Exercise task:
In the listing below, find every line containing "also" and copy it out.

........

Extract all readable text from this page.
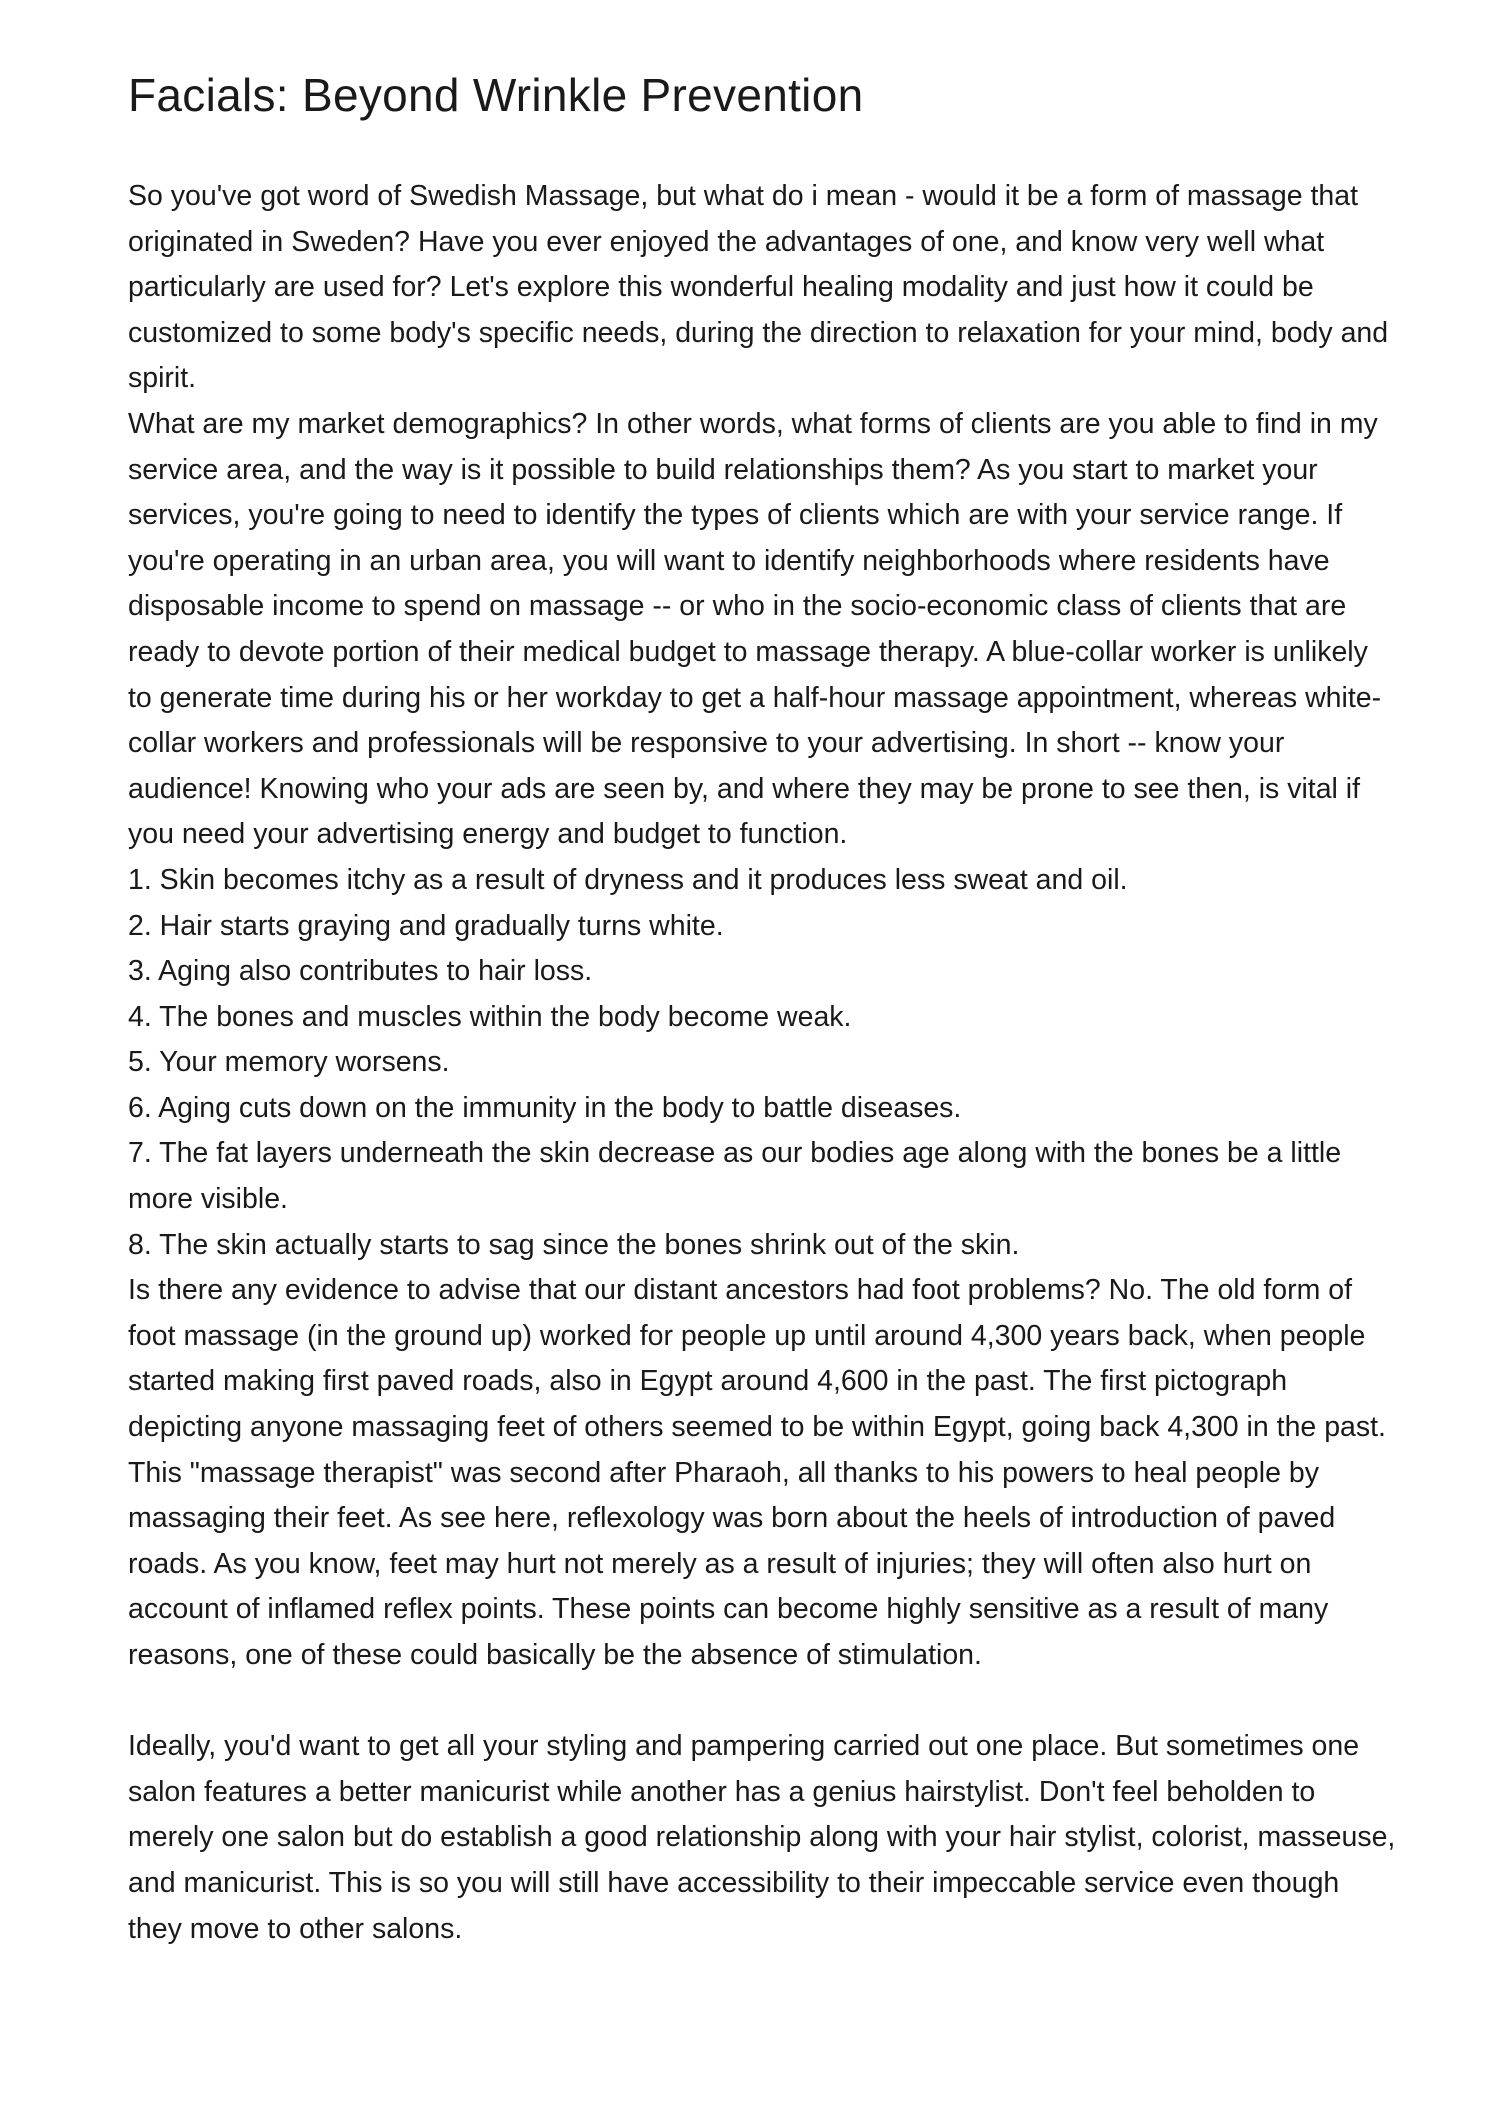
Facials: Beyond Wrinkle Prevention

So you've got word of Swedish Massage, but what do i mean - would it be a form of massage that originated in Sweden? Have you ever enjoyed the advantages of one, and know very well what particularly are used for? Let's explore this wonderful healing modality and just how it could be customized to some body's specific needs, during the direction to relaxation for your mind, body and spirit.

What are my market demographics? In other words, what forms of clients are you able to find in my service area, and the way is it possible to build relationships them? As you start to market your services, you're going to need to identify the types of clients which are with your service range. If you're operating in an urban area, you will want to identify neighborhoods where residents have disposable income to spend on massage -- or who in the socio-economic class of clients that are ready to devote portion of their medical budget to massage therapy. A blue-collar worker is unlikely to generate time during his or her workday to get a half-hour massage appointment, whereas white-collar workers and professionals will be responsive to your advertising. In short -- know your audience! Knowing who your ads are seen by, and where they may be prone to see then, is vital if you need your advertising energy and budget to function.

1. Skin becomes itchy as a result of dryness and it produces less sweat and oil.
2. Hair starts graying and gradually turns white.
3. Aging also contributes to hair loss.
4. The bones and muscles within the body become weak.
5. Your memory worsens.
6. Aging cuts down on the immunity in the body to battle diseases.
7. The fat layers underneath the skin decrease as our bodies age along with the bones be a little more visible.
8. The skin actually starts to sag since the bones shrink out of the skin.

Is there any evidence to advise that our distant ancestors had foot problems? No. The old form of foot massage (in the ground up) worked for people up until around 4,300 years back, when people started making first paved roads, also in Egypt around 4,600 in the past. The first pictograph depicting anyone massaging feet of others seemed to be within Egypt, going back 4,300 in the past. This "massage therapist" was second after Pharaoh, all thanks to his powers to heal people by massaging their feet. As see here, reflexology was born about the heels of introduction of paved roads. As you know, feet may hurt not merely as a result of injuries; they will often also hurt on account of inflamed reflex points. These points can become highly sensitive as a result of many reasons, one of these could basically be the absence of stimulation.

Ideally, you'd want to get all your styling and pampering carried out one place. But sometimes one salon features a better manicurist while another has a genius hairstylist. Don't feel beholden to merely one salon but do establish a good relationship along with your hair stylist, colorist, masseuse, and manicurist. This is so you will still have accessibility to their impeccable service even though they move to other salons.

........

Output:
3. Aging also contributes to hair loss.
Is there any evidence to advise that our distant ancestors had foot problems? No. The old form of foot massage (in the ground up) worked for people up until around 4,300 years back, when people started making first paved roads, also in Egypt around 4,600 in the past. The first pictograph depicting anyone massaging feet of others seemed to be within Egypt, going back 4,300 in the past. This "massage therapist" was second after Pharaoh, all thanks to his powers to heal people by massaging their feet. As see here, reflexology was born about the heels of introduction of paved roads. As you know, feet may hurt not merely as a result of injuries; they will often also hurt on account of inflamed reflex points. These points can become highly sensitive as a result of many reasons, one of these could basically be the absence of stimulation.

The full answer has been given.